[Start of Data records]

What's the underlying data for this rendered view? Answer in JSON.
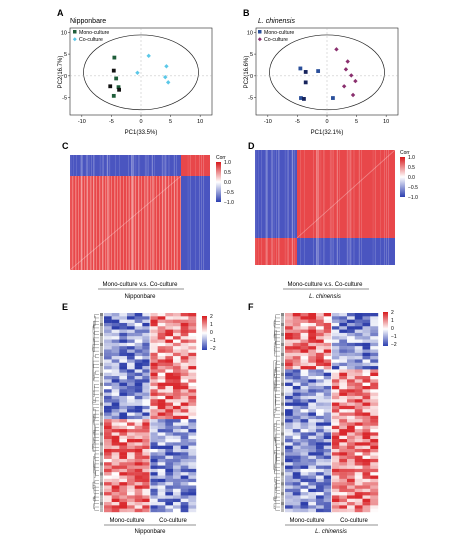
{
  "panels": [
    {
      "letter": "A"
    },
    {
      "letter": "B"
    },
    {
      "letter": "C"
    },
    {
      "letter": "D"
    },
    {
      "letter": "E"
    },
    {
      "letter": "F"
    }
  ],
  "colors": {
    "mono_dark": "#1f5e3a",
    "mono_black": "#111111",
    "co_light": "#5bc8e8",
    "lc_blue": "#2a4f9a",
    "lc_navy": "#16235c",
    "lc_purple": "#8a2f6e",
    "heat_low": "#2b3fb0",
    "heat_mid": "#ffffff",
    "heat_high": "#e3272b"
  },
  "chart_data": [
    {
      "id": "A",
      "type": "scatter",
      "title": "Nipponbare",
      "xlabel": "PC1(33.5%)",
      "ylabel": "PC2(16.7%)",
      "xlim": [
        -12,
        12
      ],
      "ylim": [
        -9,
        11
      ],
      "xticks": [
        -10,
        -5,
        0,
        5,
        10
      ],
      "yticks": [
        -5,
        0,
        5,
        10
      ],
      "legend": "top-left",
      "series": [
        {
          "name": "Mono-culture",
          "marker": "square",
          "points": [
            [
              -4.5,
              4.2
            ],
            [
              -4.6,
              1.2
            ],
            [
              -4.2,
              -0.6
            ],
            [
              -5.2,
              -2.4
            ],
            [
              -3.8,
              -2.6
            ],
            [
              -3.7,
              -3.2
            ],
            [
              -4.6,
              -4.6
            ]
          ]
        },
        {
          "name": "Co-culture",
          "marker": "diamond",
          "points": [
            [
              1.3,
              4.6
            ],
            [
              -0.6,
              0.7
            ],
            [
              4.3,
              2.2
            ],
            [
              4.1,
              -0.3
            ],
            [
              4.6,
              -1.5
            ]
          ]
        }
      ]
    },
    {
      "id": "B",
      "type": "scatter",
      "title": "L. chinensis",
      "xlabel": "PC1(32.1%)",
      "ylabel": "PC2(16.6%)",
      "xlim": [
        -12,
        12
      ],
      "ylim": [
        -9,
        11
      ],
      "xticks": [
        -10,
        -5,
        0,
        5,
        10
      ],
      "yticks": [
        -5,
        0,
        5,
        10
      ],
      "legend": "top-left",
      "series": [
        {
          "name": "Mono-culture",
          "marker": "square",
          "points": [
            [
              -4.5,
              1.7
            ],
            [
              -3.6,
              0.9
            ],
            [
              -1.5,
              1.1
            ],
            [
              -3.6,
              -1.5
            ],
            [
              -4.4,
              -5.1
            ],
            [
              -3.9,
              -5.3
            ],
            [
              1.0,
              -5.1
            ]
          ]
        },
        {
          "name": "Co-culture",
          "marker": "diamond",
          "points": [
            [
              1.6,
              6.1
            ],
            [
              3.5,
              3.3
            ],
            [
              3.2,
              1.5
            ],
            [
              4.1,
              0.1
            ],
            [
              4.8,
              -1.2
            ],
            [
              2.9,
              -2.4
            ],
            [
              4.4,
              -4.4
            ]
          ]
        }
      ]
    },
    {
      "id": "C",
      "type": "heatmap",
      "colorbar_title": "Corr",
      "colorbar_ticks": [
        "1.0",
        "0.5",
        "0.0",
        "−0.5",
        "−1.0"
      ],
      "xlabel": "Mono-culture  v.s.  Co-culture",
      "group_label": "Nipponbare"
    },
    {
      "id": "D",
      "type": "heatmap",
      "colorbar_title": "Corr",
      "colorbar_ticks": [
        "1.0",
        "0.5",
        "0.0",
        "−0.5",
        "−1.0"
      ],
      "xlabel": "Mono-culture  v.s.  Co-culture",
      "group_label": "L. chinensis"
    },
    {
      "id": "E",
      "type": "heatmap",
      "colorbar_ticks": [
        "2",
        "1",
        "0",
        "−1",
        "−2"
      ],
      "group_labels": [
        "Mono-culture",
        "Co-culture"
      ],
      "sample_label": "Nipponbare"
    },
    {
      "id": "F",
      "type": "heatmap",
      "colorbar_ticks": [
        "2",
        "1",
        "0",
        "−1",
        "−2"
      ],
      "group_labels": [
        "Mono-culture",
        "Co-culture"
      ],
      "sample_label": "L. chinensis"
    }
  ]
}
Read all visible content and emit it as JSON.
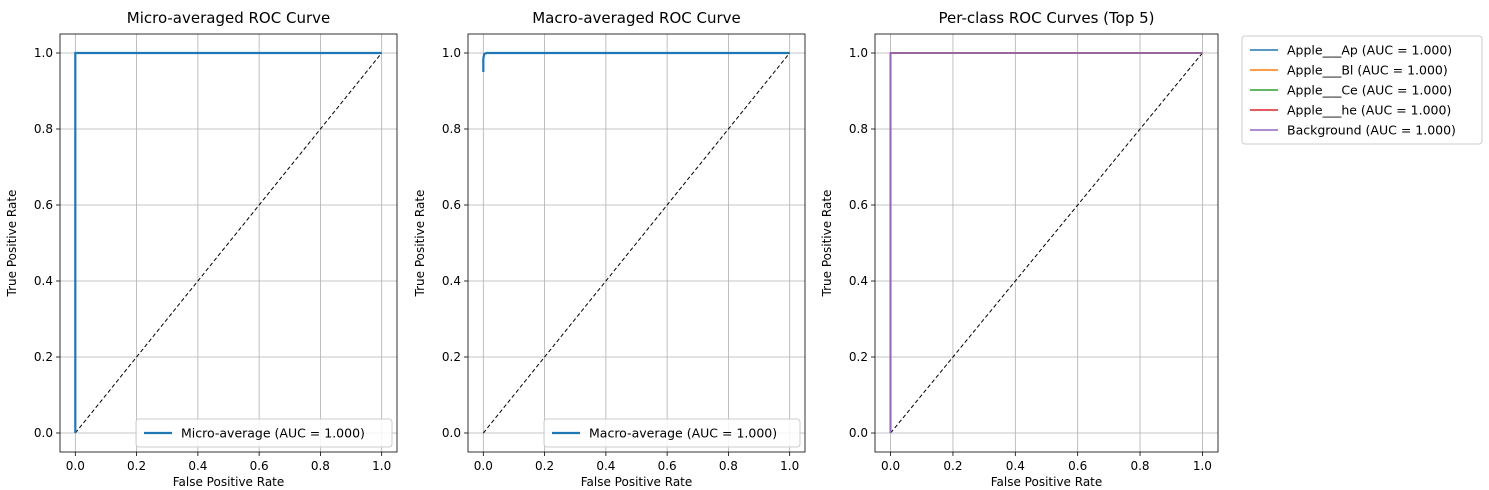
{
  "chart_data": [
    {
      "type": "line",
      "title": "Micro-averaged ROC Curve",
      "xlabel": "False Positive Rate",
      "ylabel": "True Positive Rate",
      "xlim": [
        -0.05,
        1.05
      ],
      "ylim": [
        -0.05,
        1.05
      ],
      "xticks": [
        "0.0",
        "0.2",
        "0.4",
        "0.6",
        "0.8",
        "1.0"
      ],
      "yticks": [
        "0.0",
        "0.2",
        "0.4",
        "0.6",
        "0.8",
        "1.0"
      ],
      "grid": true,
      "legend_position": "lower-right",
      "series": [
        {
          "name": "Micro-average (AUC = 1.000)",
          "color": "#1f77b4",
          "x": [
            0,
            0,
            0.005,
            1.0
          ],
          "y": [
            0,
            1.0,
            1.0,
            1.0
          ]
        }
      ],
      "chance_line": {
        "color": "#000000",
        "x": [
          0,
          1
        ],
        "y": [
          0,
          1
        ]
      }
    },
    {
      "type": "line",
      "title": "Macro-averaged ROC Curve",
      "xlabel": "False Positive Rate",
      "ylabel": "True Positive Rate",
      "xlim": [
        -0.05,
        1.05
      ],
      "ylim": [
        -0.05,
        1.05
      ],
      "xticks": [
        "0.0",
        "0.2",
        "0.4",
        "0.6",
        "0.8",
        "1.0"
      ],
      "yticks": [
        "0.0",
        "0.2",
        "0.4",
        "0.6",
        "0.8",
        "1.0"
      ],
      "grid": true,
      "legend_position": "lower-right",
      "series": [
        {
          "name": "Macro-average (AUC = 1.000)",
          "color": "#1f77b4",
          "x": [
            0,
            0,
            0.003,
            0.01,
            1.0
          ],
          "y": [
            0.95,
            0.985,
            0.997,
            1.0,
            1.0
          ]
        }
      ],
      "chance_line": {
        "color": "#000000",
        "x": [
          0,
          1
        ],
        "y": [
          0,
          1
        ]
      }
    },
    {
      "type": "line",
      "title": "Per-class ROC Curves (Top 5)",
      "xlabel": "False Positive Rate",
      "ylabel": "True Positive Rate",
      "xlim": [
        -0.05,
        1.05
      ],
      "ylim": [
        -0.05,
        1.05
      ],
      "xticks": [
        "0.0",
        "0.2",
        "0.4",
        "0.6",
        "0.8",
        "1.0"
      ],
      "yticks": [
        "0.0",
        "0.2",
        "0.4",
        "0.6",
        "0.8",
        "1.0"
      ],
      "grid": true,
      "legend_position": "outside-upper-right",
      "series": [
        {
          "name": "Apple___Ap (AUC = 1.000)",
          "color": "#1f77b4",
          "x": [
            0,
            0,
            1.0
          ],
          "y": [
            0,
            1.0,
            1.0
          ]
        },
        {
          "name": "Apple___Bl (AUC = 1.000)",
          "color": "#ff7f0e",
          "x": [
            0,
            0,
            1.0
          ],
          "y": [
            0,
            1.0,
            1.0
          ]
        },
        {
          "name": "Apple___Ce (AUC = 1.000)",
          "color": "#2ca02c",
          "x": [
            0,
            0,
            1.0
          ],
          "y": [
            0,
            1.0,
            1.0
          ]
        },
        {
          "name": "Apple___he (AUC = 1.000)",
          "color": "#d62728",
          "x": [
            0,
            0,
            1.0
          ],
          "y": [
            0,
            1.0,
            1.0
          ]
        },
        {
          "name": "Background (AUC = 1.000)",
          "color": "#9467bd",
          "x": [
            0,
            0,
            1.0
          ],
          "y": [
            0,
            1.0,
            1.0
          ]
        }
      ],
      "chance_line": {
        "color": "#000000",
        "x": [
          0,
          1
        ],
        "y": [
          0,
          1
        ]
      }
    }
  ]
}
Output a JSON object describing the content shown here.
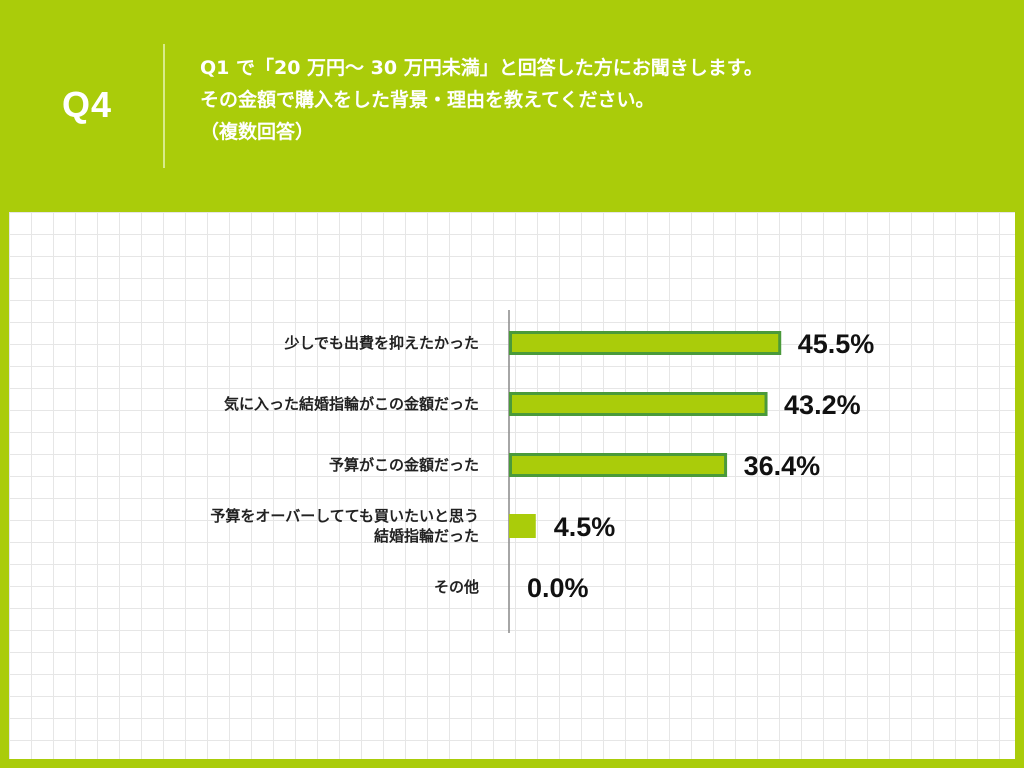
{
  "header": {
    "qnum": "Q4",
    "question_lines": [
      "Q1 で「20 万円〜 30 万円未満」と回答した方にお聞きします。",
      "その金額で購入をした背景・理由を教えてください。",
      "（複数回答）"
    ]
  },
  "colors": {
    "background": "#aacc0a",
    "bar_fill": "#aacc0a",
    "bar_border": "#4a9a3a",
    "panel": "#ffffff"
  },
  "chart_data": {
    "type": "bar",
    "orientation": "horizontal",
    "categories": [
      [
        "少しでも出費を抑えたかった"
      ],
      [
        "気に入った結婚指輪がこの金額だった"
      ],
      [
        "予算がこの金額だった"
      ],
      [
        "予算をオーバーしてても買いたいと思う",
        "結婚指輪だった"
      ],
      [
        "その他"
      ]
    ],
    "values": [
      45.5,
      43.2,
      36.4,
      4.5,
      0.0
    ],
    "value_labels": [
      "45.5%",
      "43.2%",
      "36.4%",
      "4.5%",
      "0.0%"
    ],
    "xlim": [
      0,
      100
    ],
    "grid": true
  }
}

[End of Data records]

Exercise requirements | Find every line above that contains the word "Nipponbare", and return each one.

Exercise answer |
      "title": "Nipponbare",
      "group_label": "Nipponbare"
      "sample_label": "Nipponbare"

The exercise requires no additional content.